Data records:
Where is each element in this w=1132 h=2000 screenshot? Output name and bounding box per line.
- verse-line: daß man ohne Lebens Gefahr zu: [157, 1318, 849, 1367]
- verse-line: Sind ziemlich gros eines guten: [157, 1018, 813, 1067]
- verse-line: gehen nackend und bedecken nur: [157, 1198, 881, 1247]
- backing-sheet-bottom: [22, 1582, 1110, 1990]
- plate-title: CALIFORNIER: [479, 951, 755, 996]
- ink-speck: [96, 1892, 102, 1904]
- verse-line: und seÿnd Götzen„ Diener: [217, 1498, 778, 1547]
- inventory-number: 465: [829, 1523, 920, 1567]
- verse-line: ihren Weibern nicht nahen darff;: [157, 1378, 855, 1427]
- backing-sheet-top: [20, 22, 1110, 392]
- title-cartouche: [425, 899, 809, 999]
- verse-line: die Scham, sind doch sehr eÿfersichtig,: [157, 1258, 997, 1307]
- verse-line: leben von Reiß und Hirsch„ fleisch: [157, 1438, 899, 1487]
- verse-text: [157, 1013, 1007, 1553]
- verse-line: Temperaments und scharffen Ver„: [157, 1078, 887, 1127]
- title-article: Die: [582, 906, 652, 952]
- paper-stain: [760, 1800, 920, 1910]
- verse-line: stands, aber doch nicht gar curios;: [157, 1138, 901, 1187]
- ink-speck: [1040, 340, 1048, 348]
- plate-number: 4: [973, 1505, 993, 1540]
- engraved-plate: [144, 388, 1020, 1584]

◆ To be done ◆
Write out every one of the rows above, copying each line character for character.

◆ Completed task ◆
Where is each element in this w=1132 h=2000 screenshot? Output name and bounding box per line.
- verse-line: daß man ohne Lebens Gefahr zu: [157, 1318, 849, 1367]
- verse-line: Sind ziemlich gros eines guten: [157, 1018, 813, 1067]
- verse-line: gehen nackend und bedecken nur: [157, 1198, 881, 1247]
- backing-sheet-bottom: [22, 1582, 1110, 1990]
- plate-title: CALIFORNIER: [479, 951, 755, 996]
- ink-speck: [96, 1892, 102, 1904]
- verse-line: und seÿnd Götzen„ Diener: [217, 1498, 778, 1547]
- inventory-number: 465: [829, 1523, 920, 1567]
- verse-line: ihren Weibern nicht nahen darff;: [157, 1378, 855, 1427]
- backing-sheet-top: [20, 22, 1110, 392]
- title-cartouche: [425, 899, 809, 999]
- verse-line: die Scham, sind doch sehr eÿfersichtig,: [157, 1258, 997, 1307]
- verse-line: leben von Reiß und Hirsch„ fleisch: [157, 1438, 899, 1487]
- verse-text: [157, 1013, 1007, 1553]
- verse-line: Temperaments und scharffen Ver„: [157, 1078, 887, 1127]
- title-article: Die: [582, 906, 652, 952]
- paper-stain: [760, 1800, 920, 1910]
- verse-line: stands, aber doch nicht gar curios;: [157, 1138, 901, 1187]
- ink-speck: [1040, 340, 1048, 348]
- plate-number: 4: [973, 1505, 993, 1540]
- engraved-plate: [144, 388, 1020, 1584]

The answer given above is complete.